From the records, pick out and copy each line containing "Classique".

--- ITEMS ---

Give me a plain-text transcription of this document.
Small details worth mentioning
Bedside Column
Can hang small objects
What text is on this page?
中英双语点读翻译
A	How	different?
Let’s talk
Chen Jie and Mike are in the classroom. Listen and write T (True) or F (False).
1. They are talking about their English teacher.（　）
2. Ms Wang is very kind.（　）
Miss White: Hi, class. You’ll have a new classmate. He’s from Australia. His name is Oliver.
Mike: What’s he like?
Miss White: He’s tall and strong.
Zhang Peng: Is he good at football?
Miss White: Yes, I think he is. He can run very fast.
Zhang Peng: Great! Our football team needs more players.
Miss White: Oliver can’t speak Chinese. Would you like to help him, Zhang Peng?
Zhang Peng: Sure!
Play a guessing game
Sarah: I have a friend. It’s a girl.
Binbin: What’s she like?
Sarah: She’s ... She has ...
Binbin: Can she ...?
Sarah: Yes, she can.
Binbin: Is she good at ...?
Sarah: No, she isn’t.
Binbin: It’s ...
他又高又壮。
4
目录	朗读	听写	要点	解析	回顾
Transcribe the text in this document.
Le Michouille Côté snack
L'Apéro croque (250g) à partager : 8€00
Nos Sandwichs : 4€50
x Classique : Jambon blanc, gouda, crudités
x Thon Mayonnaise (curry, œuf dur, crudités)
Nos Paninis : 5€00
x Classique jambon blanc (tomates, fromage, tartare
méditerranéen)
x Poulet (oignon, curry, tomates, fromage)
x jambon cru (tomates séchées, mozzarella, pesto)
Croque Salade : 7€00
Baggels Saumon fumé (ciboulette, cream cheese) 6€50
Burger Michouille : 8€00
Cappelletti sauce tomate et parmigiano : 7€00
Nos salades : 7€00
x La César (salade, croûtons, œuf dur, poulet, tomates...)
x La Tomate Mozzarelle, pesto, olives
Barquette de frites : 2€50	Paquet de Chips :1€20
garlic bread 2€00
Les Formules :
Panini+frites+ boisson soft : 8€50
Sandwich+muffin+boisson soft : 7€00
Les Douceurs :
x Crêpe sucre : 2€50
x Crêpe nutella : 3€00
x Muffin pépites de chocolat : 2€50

---

= COMPLETED TASK =
x Classique : Jambon blanc, gouda, crudités
x Classique jambon blanc (tomates, fromage, tartare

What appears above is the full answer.